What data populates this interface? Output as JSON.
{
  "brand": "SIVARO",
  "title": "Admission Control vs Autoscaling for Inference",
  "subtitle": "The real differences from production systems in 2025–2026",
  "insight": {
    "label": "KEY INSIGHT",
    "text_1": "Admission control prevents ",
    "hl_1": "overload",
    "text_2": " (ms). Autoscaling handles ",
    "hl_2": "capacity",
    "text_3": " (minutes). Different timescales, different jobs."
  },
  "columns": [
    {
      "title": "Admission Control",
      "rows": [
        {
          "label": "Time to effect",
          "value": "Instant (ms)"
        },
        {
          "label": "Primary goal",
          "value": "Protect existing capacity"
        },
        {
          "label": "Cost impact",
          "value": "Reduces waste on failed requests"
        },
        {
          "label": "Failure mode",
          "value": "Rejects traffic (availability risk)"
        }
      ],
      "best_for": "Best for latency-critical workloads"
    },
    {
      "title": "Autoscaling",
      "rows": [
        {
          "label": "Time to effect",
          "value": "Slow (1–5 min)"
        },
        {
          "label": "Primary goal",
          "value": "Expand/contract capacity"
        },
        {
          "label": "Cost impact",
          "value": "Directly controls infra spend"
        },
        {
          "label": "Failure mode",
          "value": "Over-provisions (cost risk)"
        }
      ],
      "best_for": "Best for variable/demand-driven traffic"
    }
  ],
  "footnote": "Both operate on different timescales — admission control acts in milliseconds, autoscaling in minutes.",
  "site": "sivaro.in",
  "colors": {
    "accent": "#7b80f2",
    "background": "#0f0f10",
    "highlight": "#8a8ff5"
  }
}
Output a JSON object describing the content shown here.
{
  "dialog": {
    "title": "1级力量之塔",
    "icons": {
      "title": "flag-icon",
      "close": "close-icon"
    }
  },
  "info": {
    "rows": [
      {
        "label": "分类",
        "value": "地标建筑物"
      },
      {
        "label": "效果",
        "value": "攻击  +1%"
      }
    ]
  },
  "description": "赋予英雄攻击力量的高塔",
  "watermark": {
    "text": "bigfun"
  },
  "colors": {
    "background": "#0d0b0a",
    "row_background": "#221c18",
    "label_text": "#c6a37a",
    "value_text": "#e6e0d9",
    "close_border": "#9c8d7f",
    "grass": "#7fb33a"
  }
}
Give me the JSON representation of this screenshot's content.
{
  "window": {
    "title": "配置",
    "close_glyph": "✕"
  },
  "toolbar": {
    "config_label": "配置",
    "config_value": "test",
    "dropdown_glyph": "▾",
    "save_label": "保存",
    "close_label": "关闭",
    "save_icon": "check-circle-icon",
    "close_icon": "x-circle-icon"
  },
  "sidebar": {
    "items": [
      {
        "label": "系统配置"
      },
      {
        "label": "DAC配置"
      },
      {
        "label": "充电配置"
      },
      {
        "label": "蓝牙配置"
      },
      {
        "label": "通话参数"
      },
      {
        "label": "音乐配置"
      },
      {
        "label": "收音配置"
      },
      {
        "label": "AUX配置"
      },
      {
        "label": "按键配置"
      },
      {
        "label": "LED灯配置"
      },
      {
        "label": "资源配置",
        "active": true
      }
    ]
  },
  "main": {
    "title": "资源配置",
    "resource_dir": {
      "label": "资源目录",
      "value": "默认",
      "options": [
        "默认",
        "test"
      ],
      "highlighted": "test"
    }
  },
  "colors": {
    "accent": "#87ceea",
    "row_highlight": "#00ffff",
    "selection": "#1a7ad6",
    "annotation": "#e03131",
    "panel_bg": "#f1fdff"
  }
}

GIVEN EXERCISE: Copy out all of the records above with nothing altered.

THE REPLY:
What data populates this interface? Output as JSON.
{
  "brand": "SIVARO",
  "title": "Admission Control vs Autoscaling for Inference",
  "subtitle": "The real differences from production systems in 2025–2026",
  "insight": {
    "label": "KEY INSIGHT",
    "text_1": "Admission control prevents ",
    "hl_1": "overload",
    "text_2": " (ms). Autoscaling handles ",
    "hl_2": "capacity",
    "text_3": " (minutes). Different timescales, different jobs."
  },
  "columns": [
    {
      "title": "Admission Control",
      "rows": [
        {
          "label": "Time to effect",
          "value": "Instant (ms)"
        },
        {
          "label": "Primary goal",
          "value": "Protect existing capacity"
        },
        {
          "label": "Cost impact",
          "value": "Reduces waste on failed requests"
        },
        {
          "label": "Failure mode",
          "value": "Rejects traffic (availability risk)"
        }
      ],
      "best_for": "Best for latency-critical workloads"
    },
    {
      "title": "Autoscaling",
      "rows": [
        {
          "label": "Time to effect",
          "value": "Slow (1–5 min)"
        },
        {
          "label": "Primary goal",
          "value": "Expand/contract capacity"
        },
        {
          "label": "Cost impact",
          "value": "Directly controls infra spend"
        },
        {
          "label": "Failure mode",
          "value": "Over-provisions (cost risk)"
        }
      ],
      "best_for": "Best for variable/demand-driven traffic"
    }
  ],
  "footnote": "Both operate on different timescales — admission control acts in milliseconds, autoscaling in minutes.",
  "site": "sivaro.in",
  "colors": {
    "accent": "#7b80f2",
    "background": "#0f0f10",
    "highlight": "#8a8ff5"
  }
}
Output a JSON object describing the content shown here.
{
  "dialog": {
    "title": "1级力量之塔",
    "icons": {
      "title": "flag-icon",
      "close": "close-icon"
    }
  },
  "info": {
    "rows": [
      {
        "label": "分类",
        "value": "地标建筑物"
      },
      {
        "label": "效果",
        "value": "攻击  +1%"
      }
    ]
  },
  "description": "赋予英雄攻击力量的高塔",
  "watermark": {
    "text": "bigfun"
  },
  "colors": {
    "background": "#0d0b0a",
    "row_background": "#221c18",
    "label_text": "#c6a37a",
    "value_text": "#e6e0d9",
    "close_border": "#9c8d7f",
    "grass": "#7fb33a"
  }
}
Give me the JSON representation of this screenshot's content.
{
  "window": {
    "title": "配置",
    "close_glyph": "✕"
  },
  "toolbar": {
    "config_label": "配置",
    "config_value": "test",
    "dropdown_glyph": "▾",
    "save_label": "保存",
    "close_label": "关闭",
    "save_icon": "check-circle-icon",
    "close_icon": "x-circle-icon"
  },
  "sidebar": {
    "items": [
      {
        "label": "系统配置"
      },
      {
        "label": "DAC配置"
      },
      {
        "label": "充电配置"
      },
      {
        "label": "蓝牙配置"
      },
      {
        "label": "通话参数"
      },
      {
        "label": "音乐配置"
      },
      {
        "label": "收音配置"
      },
      {
        "label": "AUX配置"
      },
      {
        "label": "按键配置"
      },
      {
        "label": "LED灯配置"
      },
      {
        "label": "资源配置",
        "active": true
      }
    ]
  },
  "main": {
    "title": "资源配置",
    "resource_dir": {
      "label": "资源目录",
      "value": "默认",
      "options": [
        "默认",
        "test"
      ],
      "highlighted": "test"
    }
  },
  "colors": {
    "accent": "#87ceea",
    "row_highlight": "#00ffff",
    "selection": "#1a7ad6",
    "annotation": "#e03131",
    "panel_bg": "#f1fdff"
  }
}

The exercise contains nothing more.